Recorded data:
>>>>>
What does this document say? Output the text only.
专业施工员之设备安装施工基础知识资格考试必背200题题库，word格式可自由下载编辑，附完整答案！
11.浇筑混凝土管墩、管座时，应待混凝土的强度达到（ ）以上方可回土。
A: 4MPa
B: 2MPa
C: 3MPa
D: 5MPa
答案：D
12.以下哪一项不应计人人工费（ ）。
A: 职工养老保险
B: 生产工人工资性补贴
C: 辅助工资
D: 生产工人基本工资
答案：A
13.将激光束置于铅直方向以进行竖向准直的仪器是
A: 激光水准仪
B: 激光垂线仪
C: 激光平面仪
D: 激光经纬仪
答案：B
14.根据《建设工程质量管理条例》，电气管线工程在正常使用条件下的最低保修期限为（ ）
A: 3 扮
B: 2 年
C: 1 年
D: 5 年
<<<<<
INSTRUCTIONS TO FOLLOW:
Please set down the whole listing above without altering a single line.

CORRECT OUTPUT:
What does this document say? Output the text only.
专业施工员之设备安装施工基础知识资格考试必背200题题库，word格式可自由下载编辑，附完整答案！
11.浇筑混凝土管墩、管座时，应待混凝土的强度达到（ ）以上方可回土。
A: 4MPa
B: 2MPa
C: 3MPa
D: 5MPa
答案：D
12.以下哪一项不应计人人工费（ ）。
A: 职工养老保险
B: 生产工人工资性补贴
C: 辅助工资
D: 生产工人基本工资
答案：A
13.将激光束置于铅直方向以进行竖向准直的仪器是
A: 激光水准仪
B: 激光垂线仪
C: 激光平面仪
D: 激光经纬仪
答案：B
14.根据《建设工程质量管理条例》，电气管线工程在正常使用条件下的最低保修期限为（ ）
A: 3 扮
B: 2 年
C: 1 年
D: 5 年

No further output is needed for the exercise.